◆ **EXERCISE BRIEF**
Word for word, copy all the data and drop the pictures.

◆ **DATASET RECORDS**
● ● ●
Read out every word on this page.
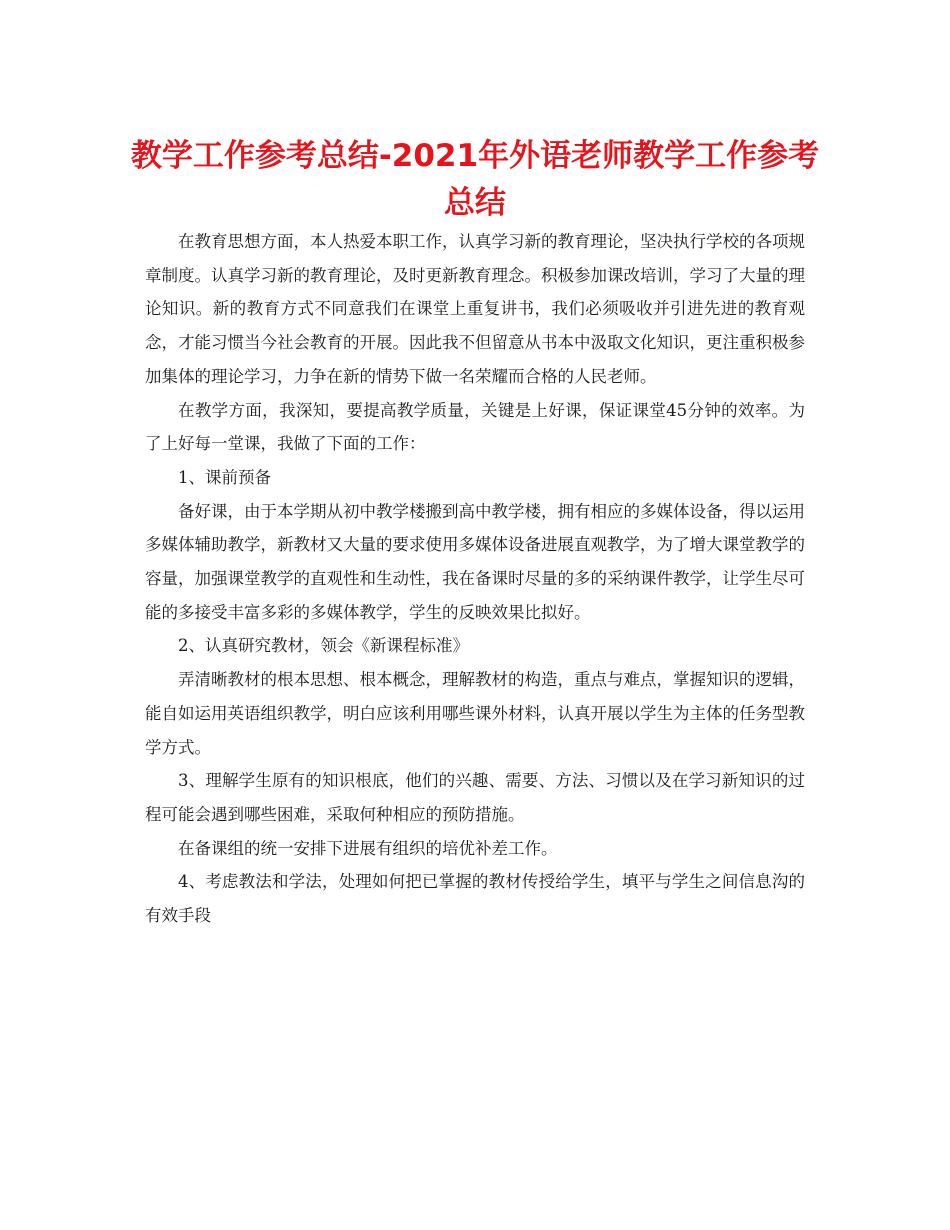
教学工作参考总结-2021年外语老师教学工作参考总结

在教育思想方面，本人热爱本职工作，认真学习新的教育理论，坚决执行学校的各项规章制度。认真学习新的教育理论，及时更新教育理念。积极参加课改培训，学习了大量的理论知识。新的教育方式不同意我们在课堂上重复讲书，我们必须吸收并引进先进的教育观念，才能习惯当今社会教育的开展。因此我不但留意从书本中汲取文化知识，更注重积极参加集体的理论学习，力争在新的情势下做一名荣耀而合格的人民老师。

在教学方面，我深知，要提高教学质量，关键是上好课，保证课堂45分钟的效率。为了上好每一堂课，我做了下面的工作：

1、课前预备

备好课，由于本学期从初中教学楼搬到高中教学楼，拥有相应的多媒体设备，得以运用多媒体辅助教学，新教材又大量的要求使用多媒体设备进展直观教学，为了增大课堂教学的容量，加强课堂教学的直观性和生动性，我在备课时尽量的多的采纳课件教学，让学生尽可能的多接受丰富多彩的多媒体教学，学生的反映效果比拟好。

2、认真研究教材，领会《新课程标准》

弄清晰教材的根本思想、根本概念，理解教材的构造，重点与难点，掌握知识的逻辑，能自如运用英语组织教学，明白应该利用哪些课外材料，认真开展以学生为主体的任务型教学方式。

3、理解学生原有的知识根底，他们的兴趣、需要、方法、习惯以及在学习新知识的过程可能会遇到哪些困难，采取何种相应的预防措施。

在备课组的统一安排下进展有组织的培优补差工作。

4、考虑教法和学法，处理如何把已掌握的教材传授给学生，填平与学生之间信息沟的有效手段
● ● ●
◆ **OUTPUT FOR THIS EXERCISE**
Read out every word on this page.
教学工作参考总结-2021年外语老师教学工作参考总结

在教育思想方面，本人热爱本职工作，认真学习新的教育理论，坚决执行学校的各项规章制度。认真学习新的教育理论，及时更新教育理念。积极参加课改培训，学习了大量的理论知识。新的教育方式不同意我们在课堂上重复讲书，我们必须吸收并引进先进的教育观念，才能习惯当今社会教育的开展。因此我不但留意从书本中汲取文化知识，更注重积极参加集体的理论学习，力争在新的情势下做一名荣耀而合格的人民老师。

在教学方面，我深知，要提高教学质量，关键是上好课，保证课堂45分钟的效率。为了上好每一堂课，我做了下面的工作：

1、课前预备

备好课，由于本学期从初中教学楼搬到高中教学楼，拥有相应的多媒体设备，得以运用多媒体辅助教学，新教材又大量的要求使用多媒体设备进展直观教学，为了增大课堂教学的容量，加强课堂教学的直观性和生动性，我在备课时尽量的多的采纳课件教学，让学生尽可能的多接受丰富多彩的多媒体教学，学生的反映效果比拟好。

2、认真研究教材，领会《新课程标准》

弄清晰教材的根本思想、根本概念，理解教材的构造，重点与难点，掌握知识的逻辑，能自如运用英语组织教学，明白应该利用哪些课外材料，认真开展以学生为主体的任务型教学方式。

3、理解学生原有的知识根底，他们的兴趣、需要、方法、习惯以及在学习新知识的过程可能会遇到哪些困难，采取何种相应的预防措施。

在备课组的统一安排下进展有组织的培优补差工作。

4、考虑教法和学法，处理如何把已掌握的教材传授给学生，填平与学生之间信息沟的有效手段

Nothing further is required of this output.